• **MATERIALS PROVIDED**:
------------------------------------------------

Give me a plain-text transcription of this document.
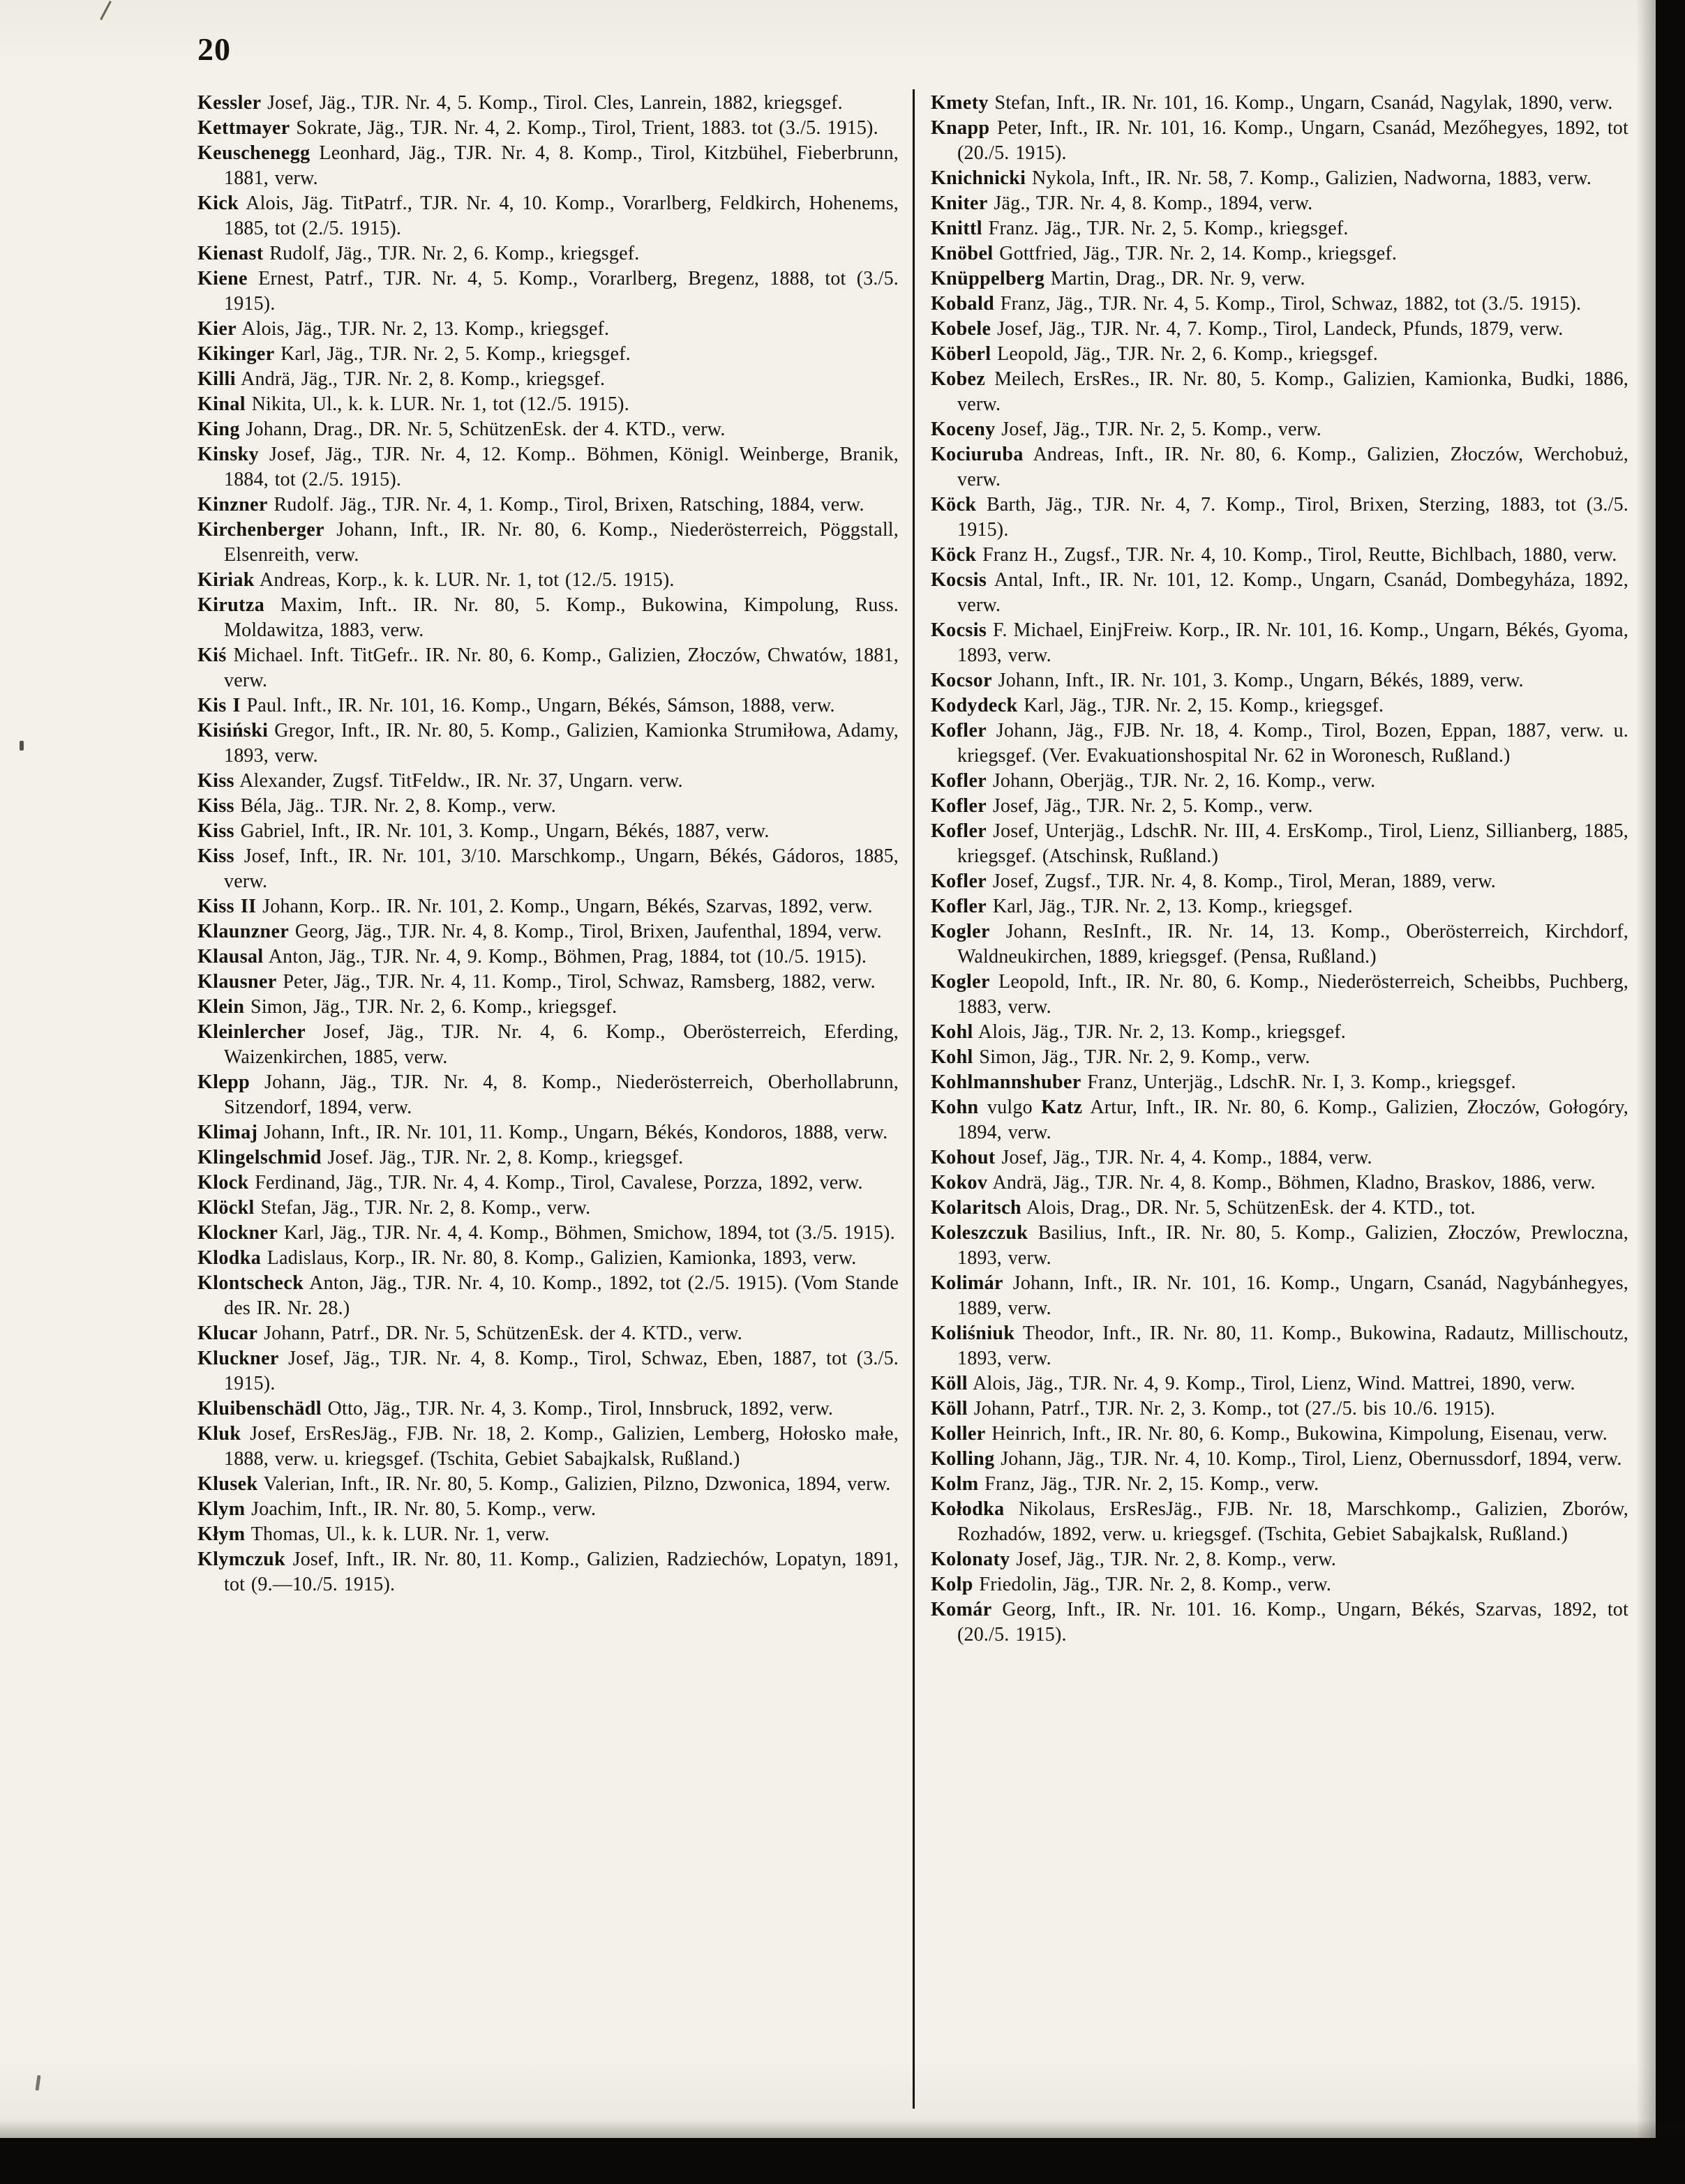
20

Kessler Josef, Jäg., TJR. Nr. 4, 5. Komp., Tirol. Cles, Lanrein, 1882, kriegsgef.

Kettmayer Sokrate, Jäg., TJR. Nr. 4, 2. Komp., Tirol, Trient, 1883. tot (3./5. 1915).

Keuschenegg Leonhard, Jäg., TJR. Nr. 4, 8. Komp., Tirol, Kitzbühel, Fieberbrunn, 1881, verw.

Kick Alois, Jäg. TitPatrf., TJR. Nr. 4, 10. Komp., Vorarlberg, Feldkirch, Hohenems, 1885, tot (2./5. 1915).

Kienast Rudolf, Jäg., TJR. Nr. 2, 6. Komp., kriegsgef.

Kiene Ernest, Patrf., TJR. Nr. 4, 5. Komp., Vorarlberg, Bregenz, 1888, tot (3./5. 1915).

Kier Alois, Jäg., TJR. Nr. 2, 13. Komp., kriegsgef.

Kikinger Karl, Jäg., TJR. Nr. 2, 5. Komp., kriegsgef.

Killi Andrä, Jäg., TJR. Nr. 2, 8. Komp., kriegsgef.

Kinal Nikita, Ul., k. k. LUR. Nr. 1, tot (12./5. 1915).

King Johann, Drag., DR. Nr. 5, SchützenEsk. der 4. KTD., verw.

Kinsky Josef, Jäg., TJR. Nr. 4, 12. Komp.. Böhmen, Königl. Weinberge, Branik, 1884, tot (2./5. 1915).

Kinzner Rudolf. Jäg., TJR. Nr. 4, 1. Komp., Tirol, Brixen, Ratsching, 1884, verw.

Kirchenberger Johann, Inft., IR. Nr. 80, 6. Komp., Niederösterreich, Pöggstall, Elsenreith, verw.

Kiriak Andreas, Korp., k. k. LUR. Nr. 1, tot (12./5. 1915).

Kirutza Maxim, Inft.. IR. Nr. 80, 5. Komp., Bukowina, Kimpolung, Russ. Moldawitza, 1883, verw.

Kiś Michael. Inft. TitGefr.. IR. Nr. 80, 6. Komp., Galizien, Złoczów, Chwatów, 1881, verw.

Kis I Paul. Inft., IR. Nr. 101, 16. Komp., Ungarn, Békés, Sámson, 1888, verw.

Kisiński Gregor, Inft., IR. Nr. 80, 5. Komp., Galizien, Kamionka Strumiłowa, Adamy, 1893, verw.

Kiss Alexander, Zugsf. TitFeldw., IR. Nr. 37, Ungarn. verw.

Kiss Béla, Jäg.. TJR. Nr. 2, 8. Komp., verw.

Kiss Gabriel, Inft., IR. Nr. 101, 3. Komp., Ungarn, Békés, 1887, verw.

Kiss Josef, Inft., IR. Nr. 101, 3/10. Marschkomp., Ungarn, Békés, Gádoros, 1885, verw.

Kiss II Johann, Korp.. IR. Nr. 101, 2. Komp., Ungarn, Békés, Szarvas, 1892, verw.

Klaunzner Georg, Jäg., TJR. Nr. 4, 8. Komp., Tirol, Brixen, Jaufenthal, 1894, verw.

Klausal Anton, Jäg., TJR. Nr. 4, 9. Komp., Böhmen, Prag, 1884, tot (10./5. 1915).

Klausner Peter, Jäg., TJR. Nr. 4, 11. Komp., Tirol, Schwaz, Ramsberg, 1882, verw.

Klein Simon, Jäg., TJR. Nr. 2, 6. Komp., kriegsgef.

Kleinlercher Josef, Jäg., TJR. Nr. 4, 6. Komp., Oberösterreich, Eferding, Waizenkirchen, 1885, verw.

Klepp Johann, Jäg., TJR. Nr. 4, 8. Komp., Niederösterreich, Oberhollabrunn, Sitzendorf, 1894, verw.

Klimaj Johann, Inft., IR. Nr. 101, 11. Komp., Ungarn, Békés, Kondoros, 1888, verw.

Klingelschmid Josef. Jäg., TJR. Nr. 2, 8. Komp., kriegsgef.

Klock Ferdinand, Jäg., TJR. Nr. 4, 4. Komp., Tirol, Cavalese, Porzza, 1892, verw.

Klöckl Stefan, Jäg., TJR. Nr. 2, 8. Komp., verw.

Klockner Karl, Jäg., TJR. Nr. 4, 4. Komp., Böhmen, Smichow, 1894, tot (3./5. 1915).

Klodka Ladislaus, Korp., IR. Nr. 80, 8. Komp., Galizien, Kamionka, 1893, verw.

Klontscheck Anton, Jäg., TJR. Nr. 4, 10. Komp., 1892, tot (2./5. 1915). (Vom Stande des IR. Nr. 28.)

Klucar Johann, Patrf., DR. Nr. 5, SchützenEsk. der 4. KTD., verw.

Kluckner Josef, Jäg., TJR. Nr. 4, 8. Komp., Tirol, Schwaz, Eben, 1887, tot (3./5. 1915).

Kluibenschädl Otto, Jäg., TJR. Nr. 4, 3. Komp., Tirol, Innsbruck, 1892, verw.

Kluk Josef, ErsResJäg., FJB. Nr. 18, 2. Komp., Galizien, Lemberg, Hołosko małe, 1888, verw. u. kriegsgef. (Tschita, Gebiet Sabajkalsk, Rußland.)

Klusek Valerian, Inft., IR. Nr. 80, 5. Komp., Galizien, Pilzno, Dzwonica, 1894, verw.

Klym Joachim, Inft., IR. Nr. 80, 5. Komp., verw.

Kłym Thomas, Ul., k. k. LUR. Nr. 1, verw.

Klymczuk Josef, Inft., IR. Nr. 80, 11. Komp., Galizien, Radziechów, Lopatyn, 1891, tot (9.—10./5. 1915).

Kmety Stefan, Inft., IR. Nr. 101, 16. Komp., Ungarn, Csanád, Nagylak, 1890, verw.

Knapp Peter, Inft., IR. Nr. 101, 16. Komp., Ungarn, Csanád, Mezőhegyes, 1892, tot (20./5. 1915).

Knichnicki Nykola, Inft., IR. Nr. 58, 7. Komp., Galizien, Nadworna, 1883, verw.

Kniter Jäg., TJR. Nr. 4, 8. Komp., 1894, verw.

Knittl Franz. Jäg., TJR. Nr. 2, 5. Komp., kriegsgef.

Knöbel Gottfried, Jäg., TJR. Nr. 2, 14. Komp., kriegsgef.

Knüppelberg Martin, Drag., DR. Nr. 9, verw.

Kobald Franz, Jäg., TJR. Nr. 4, 5. Komp., Tirol, Schwaz, 1882, tot (3./5. 1915).

Kobele Josef, Jäg., TJR. Nr. 4, 7. Komp., Tirol, Landeck, Pfunds, 1879, verw.

Köberl Leopold, Jäg., TJR. Nr. 2, 6. Komp., kriegsgef.

Kobez Meilech, ErsRes., IR. Nr. 80, 5. Komp., Galizien, Kamionka, Budki, 1886, verw.

Koceny Josef, Jäg., TJR. Nr. 2, 5. Komp., verw.

Kociuruba Andreas, Inft., IR. Nr. 80, 6. Komp., Galizien, Złoczów, Werchobuż, verw.

Köck Barth, Jäg., TJR. Nr. 4, 7. Komp., Tirol, Brixen, Sterzing, 1883, tot (3./5. 1915).

Köck Franz H., Zugsf., TJR. Nr. 4, 10. Komp., Tirol, Reutte, Bichlbach, 1880, verw.

Kocsis Antal, Inft., IR. Nr. 101, 12. Komp., Ungarn, Csanád, Dombegyháza, 1892, verw.

Kocsis F. Michael, EinjFreiw. Korp., IR. Nr. 101, 16. Komp., Ungarn, Békés, Gyoma, 1893, verw.

Kocsor Johann, Inft., IR. Nr. 101, 3. Komp., Ungarn, Békés, 1889, verw.

Kodydeck Karl, Jäg., TJR. Nr. 2, 15. Komp., kriegsgef.

Kofler Johann, Jäg., FJB. Nr. 18, 4. Komp., Tirol, Bozen, Eppan, 1887, verw. u. kriegsgef. (Ver. Evakuationshospital Nr. 62 in Woronesch, Rußland.)

Kofler Johann, Oberjäg., TJR. Nr. 2, 16. Komp., verw.

Kofler Josef, Jäg., TJR. Nr. 2, 5. Komp., verw.

Kofler Josef, Unterjäg., LdschR. Nr. III, 4. ErsKomp., Tirol, Lienz, Sillianberg, 1885, kriegsgef. (Atschinsk, Rußland.)

Kofler Josef, Zugsf., TJR. Nr. 4, 8. Komp., Tirol, Meran, 1889, verw.

Kofler Karl, Jäg., TJR. Nr. 2, 13. Komp., kriegsgef.

Kogler Johann, ResInft., IR. Nr. 14, 13. Komp., Oberösterreich, Kirchdorf, Waldneukirchen, 1889, kriegsgef. (Pensa, Rußland.)

Kogler Leopold, Inft., IR. Nr. 80, 6. Komp., Niederösterreich, Scheibbs, Puchberg, 1883, verw.

Kohl Alois, Jäg., TJR. Nr. 2, 13. Komp., kriegsgef.

Kohl Simon, Jäg., TJR. Nr. 2, 9. Komp., verw.

Kohlmannshuber Franz, Unterjäg., LdschR. Nr. I, 3. Komp., kriegsgef.

Kohn vulgo Katz Artur, Inft., IR. Nr. 80, 6. Komp., Galizien, Złoczów, Gołogóry, 1894, verw.

Kohout Josef, Jäg., TJR. Nr. 4, 4. Komp., 1884, verw.

Kokov Andrä, Jäg., TJR. Nr. 4, 8. Komp., Böhmen, Kladno, Braskov, 1886, verw.

Kolaritsch Alois, Drag., DR. Nr. 5, SchützenEsk. der 4. KTD., tot.

Koleszczuk Basilius, Inft., IR. Nr. 80, 5. Komp., Galizien, Złoczów, Prewloczna, 1893, verw.

Kolimár Johann, Inft., IR. Nr. 101, 16. Komp., Ungarn, Csanád, Nagybánhegyes, 1889, verw.

Koliśniuk Theodor, Inft., IR. Nr. 80, 11. Komp., Bukowina, Radautz, Millischoutz, 1893, verw.

Köll Alois, Jäg., TJR. Nr. 4, 9. Komp., Tirol, Lienz, Wind. Mattrei, 1890, verw.

Köll Johann, Patrf., TJR. Nr. 2, 3. Komp., tot (27./5. bis 10./6. 1915).

Koller Heinrich, Inft., IR. Nr. 80, 6. Komp., Bukowina, Kimpolung, Eisenau, verw.

Kolling Johann, Jäg., TJR. Nr. 4, 10. Komp., Tirol, Lienz, Obernussdorf, 1894, verw.

Kolm Franz, Jäg., TJR. Nr. 2, 15. Komp., verw.

Kołodka Nikolaus, ErsResJäg., FJB. Nr. 18, Marschkomp., Galizien, Zborów, Rozhadów, 1892, verw. u. kriegsgef. (Tschita, Gebiet Sabajkalsk, Rußland.)

Kolonaty Josef, Jäg., TJR. Nr. 2, 8. Komp., verw.

Kolp Friedolin, Jäg., TJR. Nr. 2, 8. Komp., verw.

Komár Georg, Inft., IR. Nr. 101. 16. Komp., Ungarn, Békés, Szarvas, 1892, tot (20./5. 1915).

------------------------------------------------

• **GOAL**: Search the lines for the word "Leopold" and report how many contain it, by number only.

• **ANSWER TO THIS EXERCISE**: 2